GOAL — Extract all of the entries and set them down verbatim.

INFORMATION SUPPLIED —
-- -- --

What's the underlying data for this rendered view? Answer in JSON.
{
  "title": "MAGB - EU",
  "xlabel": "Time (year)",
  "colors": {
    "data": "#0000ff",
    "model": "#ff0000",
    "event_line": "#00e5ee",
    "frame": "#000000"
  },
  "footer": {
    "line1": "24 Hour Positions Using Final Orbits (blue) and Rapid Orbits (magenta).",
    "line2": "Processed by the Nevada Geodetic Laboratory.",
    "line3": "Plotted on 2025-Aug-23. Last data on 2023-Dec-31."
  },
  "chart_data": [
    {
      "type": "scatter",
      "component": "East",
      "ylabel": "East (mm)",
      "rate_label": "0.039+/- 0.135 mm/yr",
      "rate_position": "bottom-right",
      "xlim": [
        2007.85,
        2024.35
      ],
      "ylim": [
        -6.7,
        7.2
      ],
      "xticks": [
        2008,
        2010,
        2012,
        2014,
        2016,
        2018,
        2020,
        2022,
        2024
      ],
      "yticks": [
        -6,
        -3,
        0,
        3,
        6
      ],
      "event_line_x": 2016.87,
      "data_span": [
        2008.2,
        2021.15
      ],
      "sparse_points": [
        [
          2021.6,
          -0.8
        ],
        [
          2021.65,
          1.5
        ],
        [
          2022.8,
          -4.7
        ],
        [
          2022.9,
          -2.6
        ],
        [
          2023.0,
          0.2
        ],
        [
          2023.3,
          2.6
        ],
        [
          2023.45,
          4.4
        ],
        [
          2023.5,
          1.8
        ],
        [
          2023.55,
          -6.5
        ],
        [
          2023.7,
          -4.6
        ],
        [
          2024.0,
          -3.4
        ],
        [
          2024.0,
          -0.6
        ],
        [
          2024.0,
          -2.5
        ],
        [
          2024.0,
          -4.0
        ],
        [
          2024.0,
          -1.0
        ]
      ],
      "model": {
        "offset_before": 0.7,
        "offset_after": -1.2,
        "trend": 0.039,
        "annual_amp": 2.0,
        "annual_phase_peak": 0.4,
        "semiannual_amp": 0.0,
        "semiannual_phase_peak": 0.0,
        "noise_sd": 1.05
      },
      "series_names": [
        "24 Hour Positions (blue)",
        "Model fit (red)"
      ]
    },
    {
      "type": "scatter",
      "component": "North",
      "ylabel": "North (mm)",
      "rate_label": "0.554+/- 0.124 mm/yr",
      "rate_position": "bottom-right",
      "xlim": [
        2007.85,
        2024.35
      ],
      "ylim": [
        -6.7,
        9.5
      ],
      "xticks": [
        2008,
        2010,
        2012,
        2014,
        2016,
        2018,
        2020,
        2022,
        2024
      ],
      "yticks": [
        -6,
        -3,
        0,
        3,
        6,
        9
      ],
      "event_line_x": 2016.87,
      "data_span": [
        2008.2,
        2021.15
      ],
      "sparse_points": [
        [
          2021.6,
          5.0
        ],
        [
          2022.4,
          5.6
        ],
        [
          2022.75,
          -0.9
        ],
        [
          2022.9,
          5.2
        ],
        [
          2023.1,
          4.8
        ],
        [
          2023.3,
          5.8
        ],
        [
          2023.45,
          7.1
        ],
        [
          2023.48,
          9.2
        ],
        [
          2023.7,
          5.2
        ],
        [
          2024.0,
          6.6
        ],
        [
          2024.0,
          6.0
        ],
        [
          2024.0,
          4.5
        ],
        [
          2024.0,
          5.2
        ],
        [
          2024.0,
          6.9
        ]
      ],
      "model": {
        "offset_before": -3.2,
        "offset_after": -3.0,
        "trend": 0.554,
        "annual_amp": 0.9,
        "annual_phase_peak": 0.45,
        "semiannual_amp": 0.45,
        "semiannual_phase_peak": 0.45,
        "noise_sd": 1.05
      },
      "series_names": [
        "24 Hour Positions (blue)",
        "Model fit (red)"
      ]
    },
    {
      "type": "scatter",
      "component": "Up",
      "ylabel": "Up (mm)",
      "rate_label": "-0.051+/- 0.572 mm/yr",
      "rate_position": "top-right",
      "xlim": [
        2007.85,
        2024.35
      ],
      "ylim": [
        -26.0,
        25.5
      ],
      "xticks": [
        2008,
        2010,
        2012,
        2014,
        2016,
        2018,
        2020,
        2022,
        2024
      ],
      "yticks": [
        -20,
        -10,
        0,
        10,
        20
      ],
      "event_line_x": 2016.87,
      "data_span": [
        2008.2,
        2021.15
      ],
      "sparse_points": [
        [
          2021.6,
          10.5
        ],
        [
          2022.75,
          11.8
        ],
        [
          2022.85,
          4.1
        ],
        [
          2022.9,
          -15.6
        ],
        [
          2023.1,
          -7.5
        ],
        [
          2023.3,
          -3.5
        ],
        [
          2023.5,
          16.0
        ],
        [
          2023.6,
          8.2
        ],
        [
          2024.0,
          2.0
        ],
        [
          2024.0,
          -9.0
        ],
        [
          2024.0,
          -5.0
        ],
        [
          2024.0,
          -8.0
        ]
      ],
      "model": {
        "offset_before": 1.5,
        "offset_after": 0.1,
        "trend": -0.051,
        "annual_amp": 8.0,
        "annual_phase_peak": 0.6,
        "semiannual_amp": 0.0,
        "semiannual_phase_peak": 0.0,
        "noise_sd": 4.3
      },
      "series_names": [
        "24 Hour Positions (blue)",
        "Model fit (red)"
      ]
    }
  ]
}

-- -- --

SOLUTION TO THIS TASK —
What's the underlying data for this rendered view? Answer in JSON.
{
  "title": "MAGB - EU",
  "xlabel": "Time (year)",
  "colors": {
    "data": "#0000ff",
    "model": "#ff0000",
    "event_line": "#00e5ee",
    "frame": "#000000"
  },
  "footer": {
    "line1": "24 Hour Positions Using Final Orbits (blue) and Rapid Orbits (magenta).",
    "line2": "Processed by the Nevada Geodetic Laboratory.",
    "line3": "Plotted on 2025-Aug-23. Last data on 2023-Dec-31."
  },
  "chart_data": [
    {
      "type": "scatter",
      "component": "East",
      "ylabel": "East (mm)",
      "rate_label": "0.039+/- 0.135 mm/yr",
      "rate_position": "bottom-right",
      "xlim": [
        2007.85,
        2024.35
      ],
      "ylim": [
        -6.7,
        7.2
      ],
      "xticks": [
        2008,
        2010,
        2012,
        2014,
        2016,
        2018,
        2020,
        2022,
        2024
      ],
      "yticks": [
        -6,
        -3,
        0,
        3,
        6
      ],
      "event_line_x": 2016.87,
      "data_span": [
        2008.2,
        2021.15
      ],
      "sparse_points": [
        [
          2021.6,
          -0.8
        ],
        [
          2021.65,
          1.5
        ],
        [
          2022.8,
          -4.7
        ],
        [
          2022.9,
          -2.6
        ],
        [
          2023.0,
          0.2
        ],
        [
          2023.3,
          2.6
        ],
        [
          2023.45,
          4.4
        ],
        [
          2023.5,
          1.8
        ],
        [
          2023.55,
          -6.5
        ],
        [
          2023.7,
          -4.6
        ],
        [
          2024.0,
          -3.4
        ],
        [
          2024.0,
          -0.6
        ],
        [
          2024.0,
          -2.5
        ],
        [
          2024.0,
          -4.0
        ],
        [
          2024.0,
          -1.0
        ]
      ],
      "model": {
        "offset_before": 0.7,
        "offset_after": -1.2,
        "trend": 0.039,
        "annual_amp": 2.0,
        "annual_phase_peak": 0.4,
        "semiannual_amp": 0.0,
        "semiannual_phase_peak": 0.0,
        "noise_sd": 1.05
      },
      "series_names": [
        "24 Hour Positions (blue)",
        "Model fit (red)"
      ]
    },
    {
      "type": "scatter",
      "component": "North",
      "ylabel": "North (mm)",
      "rate_label": "0.554+/- 0.124 mm/yr",
      "rate_position": "bottom-right",
      "xlim": [
        2007.85,
        2024.35
      ],
      "ylim": [
        -6.7,
        9.5
      ],
      "xticks": [
        2008,
        2010,
        2012,
        2014,
        2016,
        2018,
        2020,
        2022,
        2024
      ],
      "yticks": [
        -6,
        -3,
        0,
        3,
        6,
        9
      ],
      "event_line_x": 2016.87,
      "data_span": [
        2008.2,
        2021.15
      ],
      "sparse_points": [
        [
          2021.6,
          5.0
        ],
        [
          2022.4,
          5.6
        ],
        [
          2022.75,
          -0.9
        ],
        [
          2022.9,
          5.2
        ],
        [
          2023.1,
          4.8
        ],
        [
          2023.3,
          5.8
        ],
        [
          2023.45,
          7.1
        ],
        [
          2023.48,
          9.2
        ],
        [
          2023.7,
          5.2
        ],
        [
          2024.0,
          6.6
        ],
        [
          2024.0,
          6.0
        ],
        [
          2024.0,
          4.5
        ],
        [
          2024.0,
          5.2
        ],
        [
          2024.0,
          6.9
        ]
      ],
      "model": {
        "offset_before": -3.2,
        "offset_after": -3.0,
        "trend": 0.554,
        "annual_amp": 0.9,
        "annual_phase_peak": 0.45,
        "semiannual_amp": 0.45,
        "semiannual_phase_peak": 0.45,
        "noise_sd": 1.05
      },
      "series_names": [
        "24 Hour Positions (blue)",
        "Model fit (red)"
      ]
    },
    {
      "type": "scatter",
      "component": "Up",
      "ylabel": "Up (mm)",
      "rate_label": "-0.051+/- 0.572 mm/yr",
      "rate_position": "top-right",
      "xlim": [
        2007.85,
        2024.35
      ],
      "ylim": [
        -26.0,
        25.5
      ],
      "xticks": [
        2008,
        2010,
        2012,
        2014,
        2016,
        2018,
        2020,
        2022,
        2024
      ],
      "yticks": [
        -20,
        -10,
        0,
        10,
        20
      ],
      "event_line_x": 2016.87,
      "data_span": [
        2008.2,
        2021.15
      ],
      "sparse_points": [
        [
          2021.6,
          10.5
        ],
        [
          2022.75,
          11.8
        ],
        [
          2022.85,
          4.1
        ],
        [
          2022.9,
          -15.6
        ],
        [
          2023.1,
          -7.5
        ],
        [
          2023.3,
          -3.5
        ],
        [
          2023.5,
          16.0
        ],
        [
          2023.6,
          8.2
        ],
        [
          2024.0,
          2.0
        ],
        [
          2024.0,
          -9.0
        ],
        [
          2024.0,
          -5.0
        ],
        [
          2024.0,
          -8.0
        ]
      ],
      "model": {
        "offset_before": 1.5,
        "offset_after": 0.1,
        "trend": -0.051,
        "annual_amp": 8.0,
        "annual_phase_peak": 0.6,
        "semiannual_amp": 0.0,
        "semiannual_phase_peak": 0.0,
        "noise_sd": 4.3
      },
      "series_names": [
        "24 Hour Positions (blue)",
        "Model fit (red)"
      ]
    }
  ]
}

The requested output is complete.